*Instruction*
Find the string "direct" in the data, then copy every line where it is found.

*Stored rows*
** Start **

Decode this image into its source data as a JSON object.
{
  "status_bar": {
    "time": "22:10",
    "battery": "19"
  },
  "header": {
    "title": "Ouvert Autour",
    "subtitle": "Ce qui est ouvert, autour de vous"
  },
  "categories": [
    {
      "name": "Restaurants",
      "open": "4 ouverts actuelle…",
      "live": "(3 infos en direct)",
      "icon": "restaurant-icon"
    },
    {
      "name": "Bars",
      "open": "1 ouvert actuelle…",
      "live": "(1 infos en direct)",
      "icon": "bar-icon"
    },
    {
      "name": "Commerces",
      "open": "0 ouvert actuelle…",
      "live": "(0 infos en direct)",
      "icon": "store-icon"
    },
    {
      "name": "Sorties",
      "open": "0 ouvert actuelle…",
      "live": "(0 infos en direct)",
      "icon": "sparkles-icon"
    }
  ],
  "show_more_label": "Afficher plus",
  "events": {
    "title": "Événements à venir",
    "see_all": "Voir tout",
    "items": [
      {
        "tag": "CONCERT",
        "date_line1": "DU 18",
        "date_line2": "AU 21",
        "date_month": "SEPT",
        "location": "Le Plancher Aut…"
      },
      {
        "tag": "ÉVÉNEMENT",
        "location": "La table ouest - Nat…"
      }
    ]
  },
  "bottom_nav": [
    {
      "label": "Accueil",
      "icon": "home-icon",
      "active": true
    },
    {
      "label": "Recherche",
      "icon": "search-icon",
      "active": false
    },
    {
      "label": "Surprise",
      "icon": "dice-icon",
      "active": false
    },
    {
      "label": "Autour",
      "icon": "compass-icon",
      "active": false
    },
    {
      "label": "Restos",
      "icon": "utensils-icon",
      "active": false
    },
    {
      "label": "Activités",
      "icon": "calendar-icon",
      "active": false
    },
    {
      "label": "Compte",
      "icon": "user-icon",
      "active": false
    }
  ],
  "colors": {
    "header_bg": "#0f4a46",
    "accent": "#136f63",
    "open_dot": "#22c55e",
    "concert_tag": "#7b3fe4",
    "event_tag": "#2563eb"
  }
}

** End **

*Response to this task*
      "live": "(3 infos en direct)",
      "live": "(1 infos en direct)",
      "live": "(0 infos en direct)",
      "live": "(0 infos en direct)",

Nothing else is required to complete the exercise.